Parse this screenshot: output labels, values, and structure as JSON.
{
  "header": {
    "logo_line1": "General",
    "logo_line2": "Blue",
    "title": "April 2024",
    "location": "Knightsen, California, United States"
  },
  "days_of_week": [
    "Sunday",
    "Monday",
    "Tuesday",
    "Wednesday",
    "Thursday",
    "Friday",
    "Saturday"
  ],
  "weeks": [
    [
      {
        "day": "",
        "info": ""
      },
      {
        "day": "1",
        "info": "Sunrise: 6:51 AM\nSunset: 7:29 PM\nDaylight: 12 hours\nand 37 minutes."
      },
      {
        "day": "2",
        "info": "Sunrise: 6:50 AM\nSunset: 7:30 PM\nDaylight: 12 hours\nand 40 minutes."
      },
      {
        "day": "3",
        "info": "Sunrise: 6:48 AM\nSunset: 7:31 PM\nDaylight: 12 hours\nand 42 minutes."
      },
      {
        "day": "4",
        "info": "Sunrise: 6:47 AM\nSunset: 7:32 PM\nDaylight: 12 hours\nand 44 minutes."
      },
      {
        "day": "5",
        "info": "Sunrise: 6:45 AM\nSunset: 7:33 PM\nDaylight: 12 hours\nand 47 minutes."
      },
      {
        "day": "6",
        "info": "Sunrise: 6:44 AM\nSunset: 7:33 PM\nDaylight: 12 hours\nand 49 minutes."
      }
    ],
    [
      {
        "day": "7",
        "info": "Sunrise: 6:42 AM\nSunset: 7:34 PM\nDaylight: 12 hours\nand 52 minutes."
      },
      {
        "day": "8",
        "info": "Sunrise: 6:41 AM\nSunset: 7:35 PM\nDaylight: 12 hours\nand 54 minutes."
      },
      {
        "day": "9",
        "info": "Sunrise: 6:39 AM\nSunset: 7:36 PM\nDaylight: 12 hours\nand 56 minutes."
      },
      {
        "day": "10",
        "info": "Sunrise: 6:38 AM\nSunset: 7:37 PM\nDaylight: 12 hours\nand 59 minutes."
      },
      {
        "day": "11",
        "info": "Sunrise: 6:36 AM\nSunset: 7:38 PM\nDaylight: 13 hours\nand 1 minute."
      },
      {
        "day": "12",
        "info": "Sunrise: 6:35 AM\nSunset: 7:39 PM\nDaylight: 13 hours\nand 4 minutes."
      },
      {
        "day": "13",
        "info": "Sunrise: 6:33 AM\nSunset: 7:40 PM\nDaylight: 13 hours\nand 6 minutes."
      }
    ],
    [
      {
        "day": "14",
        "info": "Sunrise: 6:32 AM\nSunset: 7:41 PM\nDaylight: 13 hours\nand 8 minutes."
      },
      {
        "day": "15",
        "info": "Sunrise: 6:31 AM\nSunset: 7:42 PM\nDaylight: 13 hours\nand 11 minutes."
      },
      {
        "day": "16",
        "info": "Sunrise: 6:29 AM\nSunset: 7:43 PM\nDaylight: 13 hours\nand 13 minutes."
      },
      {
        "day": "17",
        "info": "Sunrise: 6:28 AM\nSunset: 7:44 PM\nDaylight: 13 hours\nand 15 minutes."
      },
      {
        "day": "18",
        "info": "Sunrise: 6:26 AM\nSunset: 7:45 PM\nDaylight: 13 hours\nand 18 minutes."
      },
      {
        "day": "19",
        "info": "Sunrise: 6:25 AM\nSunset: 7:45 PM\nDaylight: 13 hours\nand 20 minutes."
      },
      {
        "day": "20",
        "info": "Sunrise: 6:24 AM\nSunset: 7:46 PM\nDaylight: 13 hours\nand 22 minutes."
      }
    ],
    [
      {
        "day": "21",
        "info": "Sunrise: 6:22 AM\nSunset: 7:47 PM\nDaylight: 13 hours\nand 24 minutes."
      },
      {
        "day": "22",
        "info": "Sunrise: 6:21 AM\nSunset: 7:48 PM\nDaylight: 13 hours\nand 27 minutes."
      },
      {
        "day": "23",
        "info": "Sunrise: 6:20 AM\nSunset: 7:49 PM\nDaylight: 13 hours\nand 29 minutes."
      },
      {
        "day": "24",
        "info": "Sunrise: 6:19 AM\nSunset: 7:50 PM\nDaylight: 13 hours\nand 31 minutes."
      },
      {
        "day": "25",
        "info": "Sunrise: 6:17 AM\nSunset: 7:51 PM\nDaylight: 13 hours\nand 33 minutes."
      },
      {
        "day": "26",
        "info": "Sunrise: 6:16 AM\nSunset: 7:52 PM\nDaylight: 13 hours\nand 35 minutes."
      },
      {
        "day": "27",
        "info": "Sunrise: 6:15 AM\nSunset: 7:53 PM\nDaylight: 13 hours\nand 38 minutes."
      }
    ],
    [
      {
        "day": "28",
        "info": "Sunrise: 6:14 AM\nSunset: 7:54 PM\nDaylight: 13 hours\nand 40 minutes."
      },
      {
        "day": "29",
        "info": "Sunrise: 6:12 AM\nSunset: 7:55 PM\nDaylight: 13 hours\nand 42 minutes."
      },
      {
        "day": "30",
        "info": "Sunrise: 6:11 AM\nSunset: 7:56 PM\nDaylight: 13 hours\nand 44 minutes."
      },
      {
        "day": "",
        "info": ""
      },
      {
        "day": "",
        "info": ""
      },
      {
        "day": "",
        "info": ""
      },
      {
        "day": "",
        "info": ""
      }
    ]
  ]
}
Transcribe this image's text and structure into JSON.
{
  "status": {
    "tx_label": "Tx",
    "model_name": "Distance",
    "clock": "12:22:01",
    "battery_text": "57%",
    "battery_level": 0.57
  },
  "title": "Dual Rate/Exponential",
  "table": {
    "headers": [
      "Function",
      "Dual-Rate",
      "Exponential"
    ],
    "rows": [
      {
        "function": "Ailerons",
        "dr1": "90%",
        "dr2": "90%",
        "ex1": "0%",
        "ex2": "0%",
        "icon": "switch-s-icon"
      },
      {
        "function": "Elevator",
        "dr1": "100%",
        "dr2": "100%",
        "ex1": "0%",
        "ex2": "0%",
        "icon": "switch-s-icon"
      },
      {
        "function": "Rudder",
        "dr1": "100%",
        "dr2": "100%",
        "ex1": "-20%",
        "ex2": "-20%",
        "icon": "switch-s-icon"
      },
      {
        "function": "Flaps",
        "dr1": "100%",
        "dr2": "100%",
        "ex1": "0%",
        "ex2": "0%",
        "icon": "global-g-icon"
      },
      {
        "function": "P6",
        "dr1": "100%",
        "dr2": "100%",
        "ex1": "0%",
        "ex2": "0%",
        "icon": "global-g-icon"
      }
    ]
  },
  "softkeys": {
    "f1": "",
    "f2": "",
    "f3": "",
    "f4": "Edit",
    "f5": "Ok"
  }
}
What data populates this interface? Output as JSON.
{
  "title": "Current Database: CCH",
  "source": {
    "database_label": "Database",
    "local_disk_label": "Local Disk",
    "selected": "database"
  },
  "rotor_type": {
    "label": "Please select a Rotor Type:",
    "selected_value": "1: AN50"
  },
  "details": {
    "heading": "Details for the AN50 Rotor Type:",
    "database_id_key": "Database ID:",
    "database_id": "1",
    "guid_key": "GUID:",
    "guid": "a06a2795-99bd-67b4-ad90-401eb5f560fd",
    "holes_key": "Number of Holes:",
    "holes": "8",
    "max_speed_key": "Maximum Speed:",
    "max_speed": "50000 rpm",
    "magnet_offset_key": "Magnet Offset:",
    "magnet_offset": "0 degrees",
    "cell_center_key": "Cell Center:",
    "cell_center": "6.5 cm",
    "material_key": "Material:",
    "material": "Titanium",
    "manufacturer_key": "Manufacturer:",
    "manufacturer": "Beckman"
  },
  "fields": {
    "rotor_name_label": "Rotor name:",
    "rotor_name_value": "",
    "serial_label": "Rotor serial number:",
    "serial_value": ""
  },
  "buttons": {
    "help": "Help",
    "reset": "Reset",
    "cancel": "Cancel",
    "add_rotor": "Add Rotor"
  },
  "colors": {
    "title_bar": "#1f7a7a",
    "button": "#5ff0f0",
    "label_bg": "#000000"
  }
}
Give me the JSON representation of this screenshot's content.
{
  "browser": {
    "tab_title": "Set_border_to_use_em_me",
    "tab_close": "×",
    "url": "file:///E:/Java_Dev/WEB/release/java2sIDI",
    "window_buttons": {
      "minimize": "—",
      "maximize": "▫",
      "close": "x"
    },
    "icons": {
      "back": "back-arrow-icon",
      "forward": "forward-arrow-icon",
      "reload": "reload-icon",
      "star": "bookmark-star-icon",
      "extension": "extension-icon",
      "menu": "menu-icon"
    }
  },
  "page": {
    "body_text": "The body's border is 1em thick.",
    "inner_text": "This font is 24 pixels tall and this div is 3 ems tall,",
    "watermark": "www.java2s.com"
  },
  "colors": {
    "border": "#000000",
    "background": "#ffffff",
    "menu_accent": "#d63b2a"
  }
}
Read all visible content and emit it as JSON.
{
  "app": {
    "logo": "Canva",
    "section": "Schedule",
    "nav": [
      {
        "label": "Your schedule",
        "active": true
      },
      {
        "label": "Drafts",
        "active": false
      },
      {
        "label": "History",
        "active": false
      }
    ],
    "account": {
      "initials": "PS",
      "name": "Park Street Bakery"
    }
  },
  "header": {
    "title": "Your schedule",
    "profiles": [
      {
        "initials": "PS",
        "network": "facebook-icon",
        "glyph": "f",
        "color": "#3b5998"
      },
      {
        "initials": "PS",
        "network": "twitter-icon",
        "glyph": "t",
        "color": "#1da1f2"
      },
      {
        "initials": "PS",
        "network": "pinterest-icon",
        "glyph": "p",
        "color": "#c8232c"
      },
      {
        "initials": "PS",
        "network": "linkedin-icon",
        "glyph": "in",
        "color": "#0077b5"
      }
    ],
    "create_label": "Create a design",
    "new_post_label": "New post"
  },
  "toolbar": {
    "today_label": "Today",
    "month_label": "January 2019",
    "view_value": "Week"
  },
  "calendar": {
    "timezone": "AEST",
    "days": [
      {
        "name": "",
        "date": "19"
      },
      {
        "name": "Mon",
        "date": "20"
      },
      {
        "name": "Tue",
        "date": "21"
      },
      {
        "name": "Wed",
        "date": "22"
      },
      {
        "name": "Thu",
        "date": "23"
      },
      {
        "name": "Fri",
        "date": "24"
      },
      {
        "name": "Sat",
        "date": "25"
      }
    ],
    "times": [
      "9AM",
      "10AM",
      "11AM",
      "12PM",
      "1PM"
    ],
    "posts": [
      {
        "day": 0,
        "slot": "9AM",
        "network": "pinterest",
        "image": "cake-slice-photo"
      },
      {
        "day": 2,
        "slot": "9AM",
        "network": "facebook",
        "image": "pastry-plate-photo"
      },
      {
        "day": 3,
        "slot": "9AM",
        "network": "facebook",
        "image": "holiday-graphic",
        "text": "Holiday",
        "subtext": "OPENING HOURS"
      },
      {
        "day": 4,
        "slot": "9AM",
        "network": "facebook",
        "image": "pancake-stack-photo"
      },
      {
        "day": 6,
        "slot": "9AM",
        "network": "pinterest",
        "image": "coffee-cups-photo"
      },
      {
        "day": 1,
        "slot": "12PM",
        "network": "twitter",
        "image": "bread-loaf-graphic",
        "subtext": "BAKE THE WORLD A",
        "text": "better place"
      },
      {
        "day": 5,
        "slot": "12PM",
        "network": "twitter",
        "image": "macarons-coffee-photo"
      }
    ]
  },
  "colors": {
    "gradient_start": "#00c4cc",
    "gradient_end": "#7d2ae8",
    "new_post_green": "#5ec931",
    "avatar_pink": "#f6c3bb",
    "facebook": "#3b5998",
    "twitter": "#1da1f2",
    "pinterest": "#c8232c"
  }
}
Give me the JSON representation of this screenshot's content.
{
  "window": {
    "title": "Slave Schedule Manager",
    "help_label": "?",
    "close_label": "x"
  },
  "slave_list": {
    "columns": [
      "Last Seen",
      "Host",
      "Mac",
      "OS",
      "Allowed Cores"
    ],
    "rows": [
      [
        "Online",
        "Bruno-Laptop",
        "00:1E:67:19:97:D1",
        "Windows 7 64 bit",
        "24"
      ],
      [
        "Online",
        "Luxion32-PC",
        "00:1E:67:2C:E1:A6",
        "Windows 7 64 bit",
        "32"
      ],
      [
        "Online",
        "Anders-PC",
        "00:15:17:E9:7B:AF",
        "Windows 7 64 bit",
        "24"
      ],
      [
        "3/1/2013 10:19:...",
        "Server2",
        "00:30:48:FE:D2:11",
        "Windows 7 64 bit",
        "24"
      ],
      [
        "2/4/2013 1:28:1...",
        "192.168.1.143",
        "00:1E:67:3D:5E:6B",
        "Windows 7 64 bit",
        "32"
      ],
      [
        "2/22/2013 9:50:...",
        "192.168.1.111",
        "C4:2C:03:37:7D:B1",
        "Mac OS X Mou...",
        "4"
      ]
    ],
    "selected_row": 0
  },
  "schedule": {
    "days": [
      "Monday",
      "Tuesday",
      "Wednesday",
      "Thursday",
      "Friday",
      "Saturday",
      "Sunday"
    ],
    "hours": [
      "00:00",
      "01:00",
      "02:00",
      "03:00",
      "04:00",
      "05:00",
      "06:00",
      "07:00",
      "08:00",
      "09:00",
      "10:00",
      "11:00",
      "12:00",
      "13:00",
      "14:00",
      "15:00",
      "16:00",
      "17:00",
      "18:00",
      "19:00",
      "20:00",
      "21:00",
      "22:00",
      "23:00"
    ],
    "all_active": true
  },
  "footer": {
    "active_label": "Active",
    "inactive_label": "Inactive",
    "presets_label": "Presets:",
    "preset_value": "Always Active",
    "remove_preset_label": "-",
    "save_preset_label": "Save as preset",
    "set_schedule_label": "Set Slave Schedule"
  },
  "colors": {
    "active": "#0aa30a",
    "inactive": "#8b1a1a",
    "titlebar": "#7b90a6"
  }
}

*****

### The request
Select every line of the material above holding the word "Dual" and copy it.

### The output
  "title": "Dual Rate/Exponential",
      "Dual-Rate",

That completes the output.